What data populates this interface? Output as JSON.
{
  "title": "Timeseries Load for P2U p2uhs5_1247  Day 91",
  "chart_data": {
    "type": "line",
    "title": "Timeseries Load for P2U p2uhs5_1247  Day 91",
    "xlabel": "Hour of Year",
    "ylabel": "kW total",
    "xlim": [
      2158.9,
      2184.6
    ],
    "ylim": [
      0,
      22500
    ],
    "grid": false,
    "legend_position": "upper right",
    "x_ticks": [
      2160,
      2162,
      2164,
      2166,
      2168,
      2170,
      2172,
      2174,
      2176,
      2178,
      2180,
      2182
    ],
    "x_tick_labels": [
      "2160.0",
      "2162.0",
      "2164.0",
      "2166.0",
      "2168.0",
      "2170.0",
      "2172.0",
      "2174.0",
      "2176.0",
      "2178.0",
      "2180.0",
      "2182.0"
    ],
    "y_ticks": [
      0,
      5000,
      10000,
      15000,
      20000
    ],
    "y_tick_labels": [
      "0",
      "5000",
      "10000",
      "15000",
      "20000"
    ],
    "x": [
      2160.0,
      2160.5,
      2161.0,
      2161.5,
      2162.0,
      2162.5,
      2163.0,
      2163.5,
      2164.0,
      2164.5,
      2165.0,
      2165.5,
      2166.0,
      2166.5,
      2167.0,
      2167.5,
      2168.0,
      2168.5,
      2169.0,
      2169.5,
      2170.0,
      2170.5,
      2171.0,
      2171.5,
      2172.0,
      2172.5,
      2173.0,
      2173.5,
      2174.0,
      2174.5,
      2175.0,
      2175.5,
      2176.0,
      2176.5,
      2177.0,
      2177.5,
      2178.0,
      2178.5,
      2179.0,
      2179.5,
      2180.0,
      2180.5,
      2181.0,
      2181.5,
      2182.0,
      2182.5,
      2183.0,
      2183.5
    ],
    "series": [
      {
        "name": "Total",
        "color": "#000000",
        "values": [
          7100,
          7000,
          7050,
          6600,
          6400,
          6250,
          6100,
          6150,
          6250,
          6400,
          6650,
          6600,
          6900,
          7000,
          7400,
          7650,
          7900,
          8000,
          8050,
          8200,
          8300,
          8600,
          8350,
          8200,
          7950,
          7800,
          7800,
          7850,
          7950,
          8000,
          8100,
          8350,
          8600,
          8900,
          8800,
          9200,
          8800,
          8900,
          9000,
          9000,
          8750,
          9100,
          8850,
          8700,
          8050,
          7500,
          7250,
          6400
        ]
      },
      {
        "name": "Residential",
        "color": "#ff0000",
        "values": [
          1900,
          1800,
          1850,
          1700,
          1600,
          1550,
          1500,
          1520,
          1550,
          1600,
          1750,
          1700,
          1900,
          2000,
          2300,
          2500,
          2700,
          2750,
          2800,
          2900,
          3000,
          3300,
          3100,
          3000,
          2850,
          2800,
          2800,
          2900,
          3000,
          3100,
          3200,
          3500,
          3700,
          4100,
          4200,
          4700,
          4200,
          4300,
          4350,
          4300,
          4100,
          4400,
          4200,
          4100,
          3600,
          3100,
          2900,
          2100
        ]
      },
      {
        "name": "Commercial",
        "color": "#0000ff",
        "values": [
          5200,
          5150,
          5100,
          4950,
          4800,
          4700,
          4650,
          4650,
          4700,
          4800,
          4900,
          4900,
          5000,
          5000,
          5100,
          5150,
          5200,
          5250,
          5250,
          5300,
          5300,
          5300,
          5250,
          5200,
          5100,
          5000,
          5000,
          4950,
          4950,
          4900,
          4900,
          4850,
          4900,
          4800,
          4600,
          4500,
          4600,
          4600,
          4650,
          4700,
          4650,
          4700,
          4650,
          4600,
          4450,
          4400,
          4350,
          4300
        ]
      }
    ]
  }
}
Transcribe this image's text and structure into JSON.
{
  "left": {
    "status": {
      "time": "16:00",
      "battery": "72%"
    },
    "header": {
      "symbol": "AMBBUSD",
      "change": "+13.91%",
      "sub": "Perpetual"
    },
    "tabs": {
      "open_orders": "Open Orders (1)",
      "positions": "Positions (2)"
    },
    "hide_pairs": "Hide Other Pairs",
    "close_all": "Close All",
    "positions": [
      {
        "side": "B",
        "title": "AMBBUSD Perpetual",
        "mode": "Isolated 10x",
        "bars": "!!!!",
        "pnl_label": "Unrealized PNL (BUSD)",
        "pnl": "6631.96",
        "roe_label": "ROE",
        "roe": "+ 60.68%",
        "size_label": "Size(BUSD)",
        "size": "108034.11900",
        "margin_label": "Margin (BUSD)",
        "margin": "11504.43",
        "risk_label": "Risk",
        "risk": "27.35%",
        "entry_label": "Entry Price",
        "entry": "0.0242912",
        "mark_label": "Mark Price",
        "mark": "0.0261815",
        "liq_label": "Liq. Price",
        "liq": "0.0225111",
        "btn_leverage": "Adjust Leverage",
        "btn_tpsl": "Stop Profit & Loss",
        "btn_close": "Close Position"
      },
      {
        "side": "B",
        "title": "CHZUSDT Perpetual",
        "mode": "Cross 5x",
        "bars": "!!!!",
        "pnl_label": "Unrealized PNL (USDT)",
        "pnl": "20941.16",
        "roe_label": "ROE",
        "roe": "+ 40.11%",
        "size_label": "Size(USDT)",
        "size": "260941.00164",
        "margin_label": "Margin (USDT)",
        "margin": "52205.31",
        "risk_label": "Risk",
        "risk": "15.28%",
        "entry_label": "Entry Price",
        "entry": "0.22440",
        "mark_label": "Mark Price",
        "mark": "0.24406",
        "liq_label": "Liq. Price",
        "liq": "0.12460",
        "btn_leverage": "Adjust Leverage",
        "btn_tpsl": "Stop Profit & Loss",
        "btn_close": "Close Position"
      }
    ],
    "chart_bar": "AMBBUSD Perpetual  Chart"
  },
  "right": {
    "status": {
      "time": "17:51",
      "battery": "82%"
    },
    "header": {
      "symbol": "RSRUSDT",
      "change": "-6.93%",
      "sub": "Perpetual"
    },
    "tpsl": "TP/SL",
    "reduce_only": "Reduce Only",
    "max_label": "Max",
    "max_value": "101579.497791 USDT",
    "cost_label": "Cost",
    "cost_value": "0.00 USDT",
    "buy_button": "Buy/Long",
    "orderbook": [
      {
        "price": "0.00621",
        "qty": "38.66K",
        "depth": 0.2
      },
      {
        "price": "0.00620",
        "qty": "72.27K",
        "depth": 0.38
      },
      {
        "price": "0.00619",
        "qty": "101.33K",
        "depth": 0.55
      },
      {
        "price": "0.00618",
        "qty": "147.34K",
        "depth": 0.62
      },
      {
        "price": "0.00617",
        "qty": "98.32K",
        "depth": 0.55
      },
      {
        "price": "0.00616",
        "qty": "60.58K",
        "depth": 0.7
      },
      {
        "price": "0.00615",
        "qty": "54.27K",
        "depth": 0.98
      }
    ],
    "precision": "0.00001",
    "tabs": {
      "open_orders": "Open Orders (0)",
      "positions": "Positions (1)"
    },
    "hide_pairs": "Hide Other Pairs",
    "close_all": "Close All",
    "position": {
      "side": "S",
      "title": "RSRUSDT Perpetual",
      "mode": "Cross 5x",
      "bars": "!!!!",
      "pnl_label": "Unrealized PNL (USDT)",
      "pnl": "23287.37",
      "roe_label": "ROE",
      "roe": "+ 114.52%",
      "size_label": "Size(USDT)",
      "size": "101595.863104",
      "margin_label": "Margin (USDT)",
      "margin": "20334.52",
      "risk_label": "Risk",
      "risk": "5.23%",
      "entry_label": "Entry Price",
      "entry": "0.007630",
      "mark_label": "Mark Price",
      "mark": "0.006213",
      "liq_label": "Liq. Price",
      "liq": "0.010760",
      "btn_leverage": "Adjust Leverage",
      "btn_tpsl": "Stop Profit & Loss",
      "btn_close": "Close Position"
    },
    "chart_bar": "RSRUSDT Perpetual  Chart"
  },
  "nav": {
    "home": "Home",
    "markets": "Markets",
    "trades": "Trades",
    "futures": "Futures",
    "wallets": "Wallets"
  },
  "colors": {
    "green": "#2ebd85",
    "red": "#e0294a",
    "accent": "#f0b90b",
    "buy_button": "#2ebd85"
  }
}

____________________

**Stated exercise:**
Scan the entries above for the word "positions" and collect each line holding it.

**Result of this task:**
      "positions": "Positions (2)"
    "positions": [
      "positions": "Positions (1)"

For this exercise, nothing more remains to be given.